### Instructions for the task
Reproduce each line of the material exactly, minus any picture.

### Data for this task

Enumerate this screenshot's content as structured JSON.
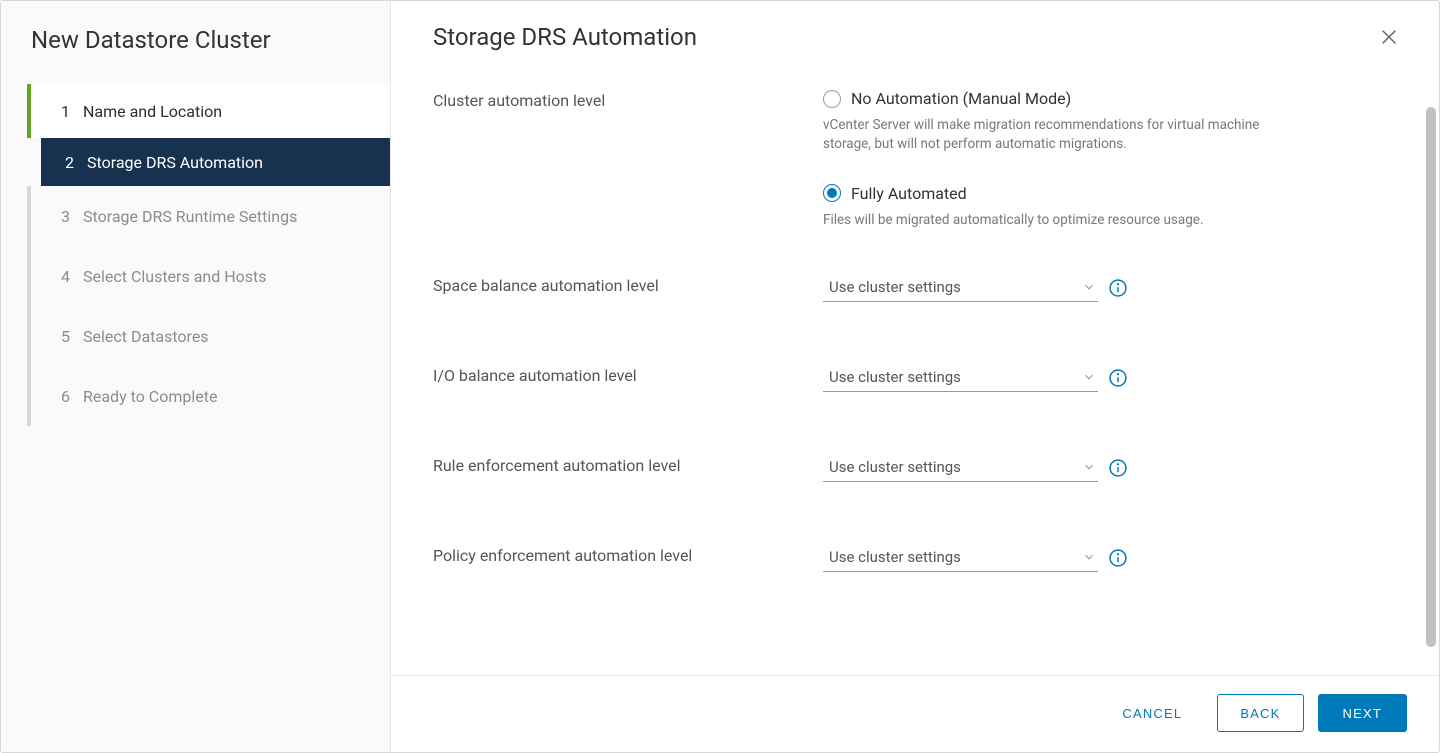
{
  "sidebar": {
    "title": "New Datastore Cluster",
    "steps": [
      {
        "num": "1",
        "label": "Name and Location",
        "state": "completed"
      },
      {
        "num": "2",
        "label": "Storage DRS Automation",
        "state": "active"
      },
      {
        "num": "3",
        "label": "Storage DRS Runtime Settings",
        "state": "upcoming"
      },
      {
        "num": "4",
        "label": "Select Clusters and Hosts",
        "state": "upcoming"
      },
      {
        "num": "5",
        "label": "Select Datastores",
        "state": "upcoming"
      },
      {
        "num": "6",
        "label": "Ready to Complete",
        "state": "upcoming"
      }
    ]
  },
  "content": {
    "title": "Storage DRS Automation",
    "cluster_automation": {
      "label": "Cluster automation level",
      "options": [
        {
          "label": "No Automation (Manual Mode)",
          "help": "vCenter Server will make migration recommendations for virtual machine storage, but will not perform automatic migrations.",
          "selected": false
        },
        {
          "label": "Fully Automated",
          "help": "Files will be migrated automatically to optimize resource usage.",
          "selected": true
        }
      ]
    },
    "levels": [
      {
        "label": "Space balance automation level",
        "value": "Use cluster settings"
      },
      {
        "label": "I/O balance automation level",
        "value": "Use cluster settings"
      },
      {
        "label": "Rule enforcement automation level",
        "value": "Use cluster settings"
      },
      {
        "label": "Policy enforcement automation level",
        "value": "Use cluster settings"
      }
    ]
  },
  "footer": {
    "cancel": "CANCEL",
    "back": "BACK",
    "next": "NEXT"
  }
}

### Reply to the exercise
Enumerate this screenshot's content as structured JSON.
{
  "sidebar": {
    "title": "New Datastore Cluster",
    "steps": [
      {
        "num": "1",
        "label": "Name and Location",
        "state": "completed"
      },
      {
        "num": "2",
        "label": "Storage DRS Automation",
        "state": "active"
      },
      {
        "num": "3",
        "label": "Storage DRS Runtime Settings",
        "state": "upcoming"
      },
      {
        "num": "4",
        "label": "Select Clusters and Hosts",
        "state": "upcoming"
      },
      {
        "num": "5",
        "label": "Select Datastores",
        "state": "upcoming"
      },
      {
        "num": "6",
        "label": "Ready to Complete",
        "state": "upcoming"
      }
    ]
  },
  "content": {
    "title": "Storage DRS Automation",
    "cluster_automation": {
      "label": "Cluster automation level",
      "options": [
        {
          "label": "No Automation (Manual Mode)",
          "help": "vCenter Server will make migration recommendations for virtual machine storage, but will not perform automatic migrations.",
          "selected": false
        },
        {
          "label": "Fully Automated",
          "help": "Files will be migrated automatically to optimize resource usage.",
          "selected": true
        }
      ]
    },
    "levels": [
      {
        "label": "Space balance automation level",
        "value": "Use cluster settings"
      },
      {
        "label": "I/O balance automation level",
        "value": "Use cluster settings"
      },
      {
        "label": "Rule enforcement automation level",
        "value": "Use cluster settings"
      },
      {
        "label": "Policy enforcement automation level",
        "value": "Use cluster settings"
      }
    ]
  },
  "footer": {
    "cancel": "CANCEL",
    "back": "BACK",
    "next": "NEXT"
  }
}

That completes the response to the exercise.